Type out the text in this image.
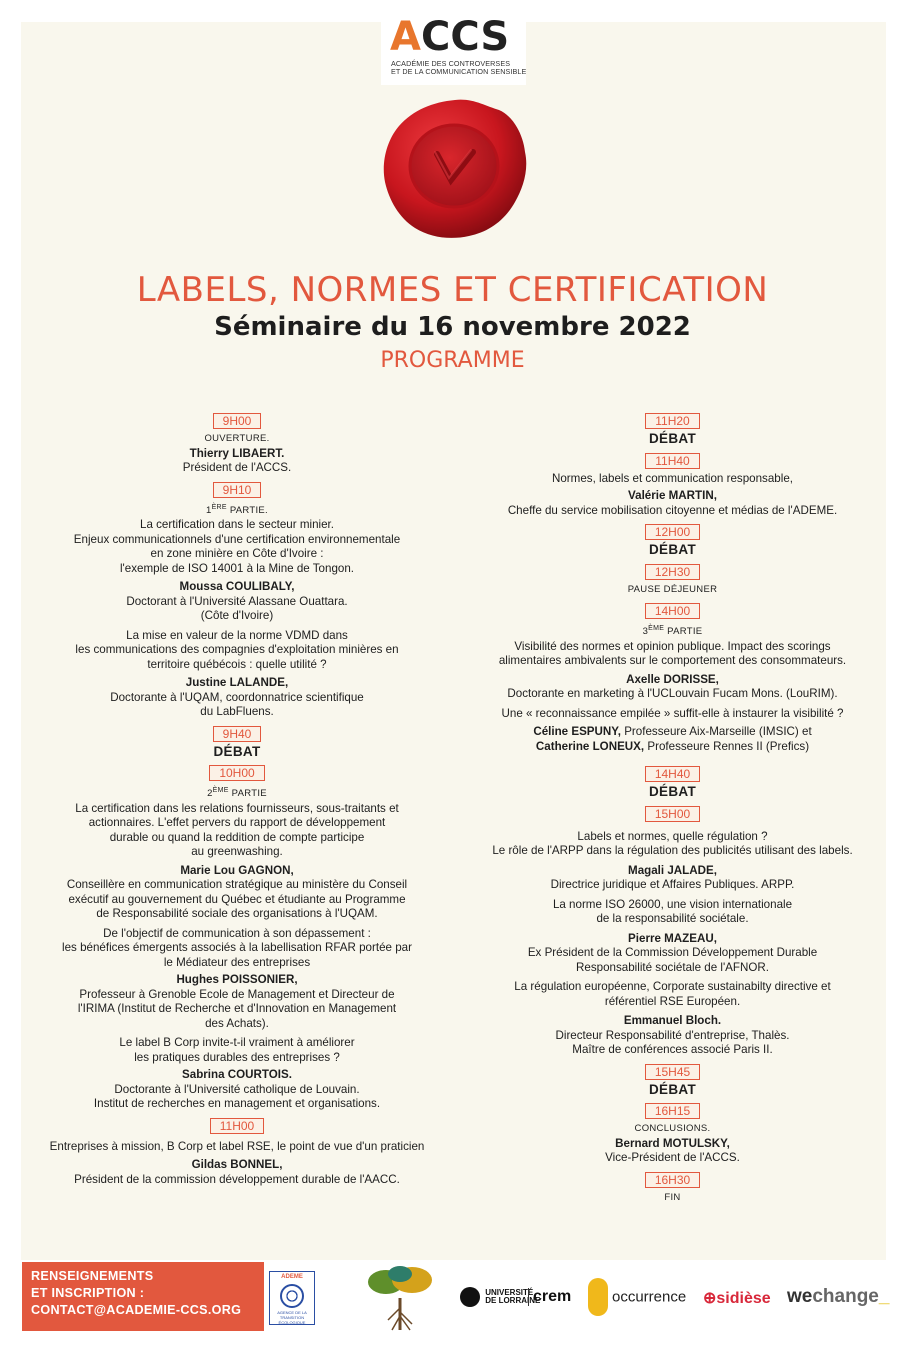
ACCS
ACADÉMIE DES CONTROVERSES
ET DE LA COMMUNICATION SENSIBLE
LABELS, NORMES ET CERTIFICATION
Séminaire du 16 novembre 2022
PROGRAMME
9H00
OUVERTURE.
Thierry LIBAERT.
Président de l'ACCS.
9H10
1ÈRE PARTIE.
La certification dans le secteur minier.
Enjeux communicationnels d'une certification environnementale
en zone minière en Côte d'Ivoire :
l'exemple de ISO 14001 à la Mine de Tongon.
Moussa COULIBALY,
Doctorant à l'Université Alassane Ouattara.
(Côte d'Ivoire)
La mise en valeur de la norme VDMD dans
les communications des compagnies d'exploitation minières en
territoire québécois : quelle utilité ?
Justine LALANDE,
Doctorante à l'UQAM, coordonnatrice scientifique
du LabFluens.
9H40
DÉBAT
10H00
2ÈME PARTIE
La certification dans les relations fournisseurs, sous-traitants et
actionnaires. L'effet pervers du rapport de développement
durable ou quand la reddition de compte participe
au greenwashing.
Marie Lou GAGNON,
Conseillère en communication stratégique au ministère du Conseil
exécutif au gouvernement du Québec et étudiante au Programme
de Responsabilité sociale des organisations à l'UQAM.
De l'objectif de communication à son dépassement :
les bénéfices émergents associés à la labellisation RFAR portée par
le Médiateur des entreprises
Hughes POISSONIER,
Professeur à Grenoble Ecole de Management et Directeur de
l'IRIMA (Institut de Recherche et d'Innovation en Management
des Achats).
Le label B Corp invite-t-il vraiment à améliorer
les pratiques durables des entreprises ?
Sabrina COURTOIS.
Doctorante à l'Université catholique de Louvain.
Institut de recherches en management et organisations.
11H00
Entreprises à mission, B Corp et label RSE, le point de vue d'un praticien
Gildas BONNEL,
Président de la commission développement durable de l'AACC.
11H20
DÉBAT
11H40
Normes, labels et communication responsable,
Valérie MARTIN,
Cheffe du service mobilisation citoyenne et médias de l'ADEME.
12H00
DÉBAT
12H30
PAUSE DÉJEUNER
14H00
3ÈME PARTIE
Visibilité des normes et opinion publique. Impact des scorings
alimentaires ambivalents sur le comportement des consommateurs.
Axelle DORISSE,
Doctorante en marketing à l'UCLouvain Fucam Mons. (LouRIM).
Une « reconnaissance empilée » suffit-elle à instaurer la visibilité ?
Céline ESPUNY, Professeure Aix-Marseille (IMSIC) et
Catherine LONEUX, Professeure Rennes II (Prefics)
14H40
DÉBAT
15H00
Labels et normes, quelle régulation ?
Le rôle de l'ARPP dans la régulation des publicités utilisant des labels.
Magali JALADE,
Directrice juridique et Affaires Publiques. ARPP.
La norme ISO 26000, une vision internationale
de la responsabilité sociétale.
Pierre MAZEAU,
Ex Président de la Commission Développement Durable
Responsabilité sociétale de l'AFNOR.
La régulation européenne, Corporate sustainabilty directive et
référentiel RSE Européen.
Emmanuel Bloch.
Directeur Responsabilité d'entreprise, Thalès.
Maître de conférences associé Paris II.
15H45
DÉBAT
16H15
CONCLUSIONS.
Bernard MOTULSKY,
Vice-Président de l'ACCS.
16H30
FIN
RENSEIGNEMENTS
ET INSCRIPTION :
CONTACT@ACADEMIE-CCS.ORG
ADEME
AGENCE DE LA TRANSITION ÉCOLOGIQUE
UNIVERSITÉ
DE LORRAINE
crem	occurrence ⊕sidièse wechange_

#### Goal of the exercise
Spot every line that holds "dans" and copy it.

#### Solution to this problem
La certification dans le secteur minier.
La mise en valeur de la norme VDMD dans
La certification dans les relations fournisseurs, sous-traitants et
Le rôle de l'ARPP dans la régulation des publicités utilisant des labels.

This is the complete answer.